### Document ###

CATEGORIES


Education in America: A Look at the History of Education

Eric Wilson - 2012

It is too easy to say schools are not teaching kids how to think anymore. Taking pot shots at the education system has almost become the norm, and solutions are hurled out ranging from common core and comprehensive reform (hearing those words coming from a politician should scare anyone) to school choice or charter schools.
But what is the root cause? Building from the statement “schools are not teaching kids how to think anymore,” though, we can follow three logical steps of progression:
1) Saying “anymore” implies there is a difference in what schools are doing compared to what they once did.
2) If it has indeed changed, we must ask how and when that occurred.
3) Finally, we have to determine what is missing now that would contribute to getting kids thinking again.

### Provided data ###

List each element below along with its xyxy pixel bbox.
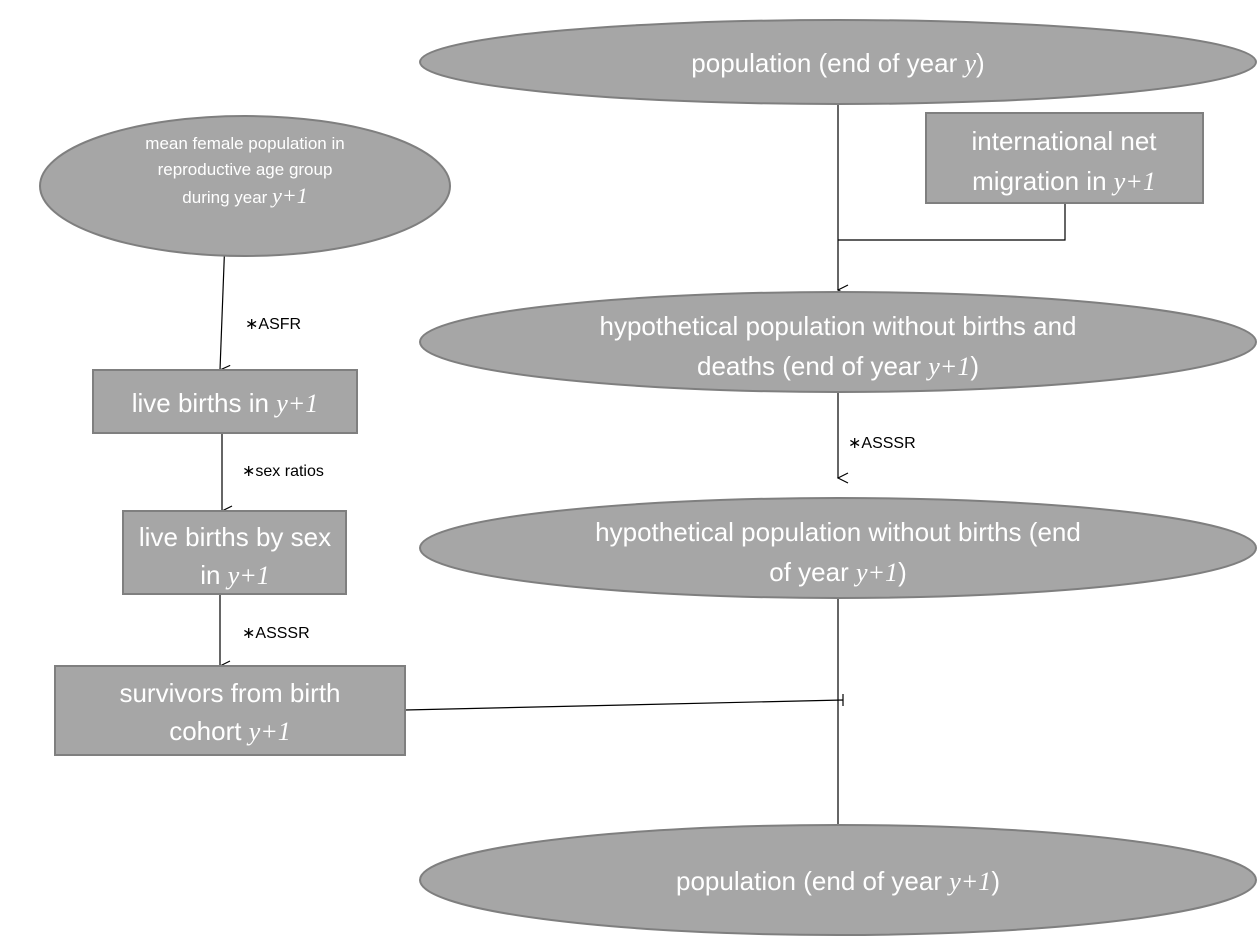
label-text: population (end of year (691, 48, 964, 78)
node-ellipse (419, 291, 1257, 393)
label-math: y (961, 49, 976, 78)
node-label: population (end of year y+1) (676, 866, 1000, 896)
label-text: mean female population in (145, 134, 344, 153)
label-math: y+1 (925, 352, 970, 381)
label-text: survivors from birth (119, 678, 340, 708)
node-label: international net (971, 126, 1157, 156)
node-ellipse (419, 19, 1257, 105)
node-label: hypothetical population without births (… (595, 517, 1081, 547)
node-label: during year y+1 (182, 183, 307, 208)
label-text: live births by sex (139, 522, 331, 552)
label-text: cohort (169, 716, 249, 746)
label-math: y+1 (1111, 167, 1156, 196)
node-ellipse (419, 824, 1257, 936)
node-label: in y+1 (200, 560, 270, 590)
node-label: mean female population in (145, 134, 344, 153)
label-math: y+1 (853, 558, 898, 587)
edge-label: ∗sex ratios (242, 463, 324, 480)
connector (838, 203, 1066, 241)
label-text: reproductive age group (158, 160, 333, 179)
node-ellipse (39, 115, 451, 257)
label-math: y+1 (270, 183, 308, 208)
label-text: ) (991, 866, 1000, 896)
node-label: survivors from birth (119, 678, 340, 708)
label-text: live births in (132, 388, 277, 418)
node-label: population (end of year y) (691, 48, 984, 78)
node-ellipse (419, 497, 1257, 599)
edge-label: ∗ASFR (245, 316, 301, 333)
label-text: hypothetical population without births (… (595, 517, 1081, 547)
node-label: deaths (end of year y+1) (697, 351, 979, 381)
label-text: in (200, 560, 227, 590)
node-label: cohort y+1 (169, 716, 291, 746)
label-math: y+1 (946, 867, 991, 896)
label-text: migration in (972, 166, 1114, 196)
label-text: of year (769, 557, 856, 587)
label-math: y+1 (225, 561, 270, 590)
label-text: population (end of year (676, 866, 949, 896)
node-box (92, 369, 358, 434)
label-text: during year (182, 188, 272, 207)
label-text: international net (971, 126, 1157, 156)
edge-label: ∗ASSSR (242, 625, 310, 642)
node-box (122, 510, 347, 595)
node-box (925, 112, 1204, 204)
connector (404, 699, 844, 711)
label-text: ) (898, 557, 907, 587)
node-label: of year y+1) (769, 557, 906, 587)
node-label: migration in y+1 (972, 166, 1156, 196)
node-box (54, 665, 406, 756)
label-text: hypothetical population without births a… (600, 311, 1077, 341)
node-label: live births by sex (139, 522, 331, 552)
node-label: live births in y+1 (132, 388, 319, 418)
label-math: y+1 (273, 389, 318, 418)
label-math: y+1 (246, 717, 291, 746)
node-label: reproductive age group (158, 160, 333, 179)
label-text: ) (976, 48, 985, 78)
arrow (220, 237, 225, 370)
node-label: hypothetical population without births a… (600, 311, 1077, 341)
label-text: ) (970, 351, 979, 381)
edge-label: ∗ASSSR (848, 435, 916, 452)
label-text: deaths (end of year (697, 351, 928, 381)
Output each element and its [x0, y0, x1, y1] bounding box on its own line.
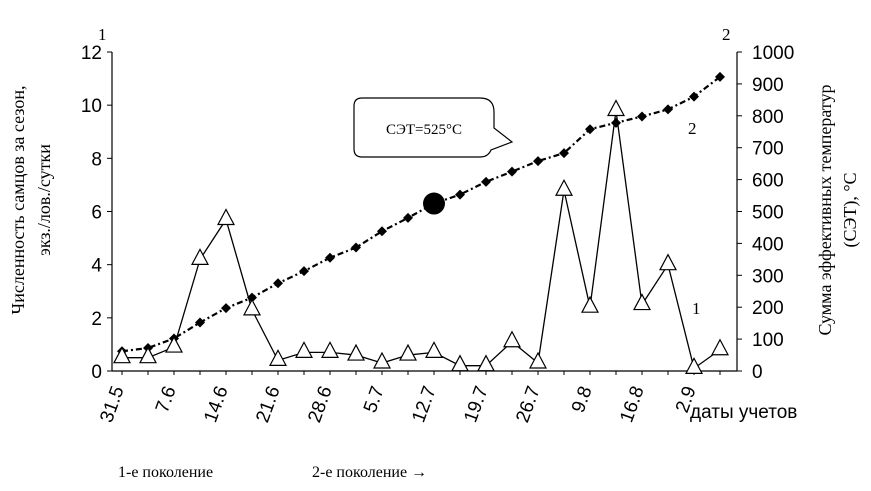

###

- Exercise task 1 -
According to the education article, what does the word "anymore" imply in the statement that schools are not teaching kids how to think?
- Exercise task 2 -
Copy the lines of the listing between the line containing "label-text: population (end of year (691, 48, 964, 78)" and the line containing "label-math: y+1 (925, 352, 970, 381)", inclusive.

- Expected answer 1 -
It implies that schools are doing something different from what they once did.

- Expected answer 2 -
label-text: population (end of year (691, 48, 964, 78)
node-ellipse (419, 291, 1257, 393)
label-math: y (961, 49, 976, 78)
node-label: population (end of year y+1) (676, 866, 1000, 896)
label-text: mean female population in (145, 134, 344, 153)
label-math: y+1 (925, 352, 970, 381)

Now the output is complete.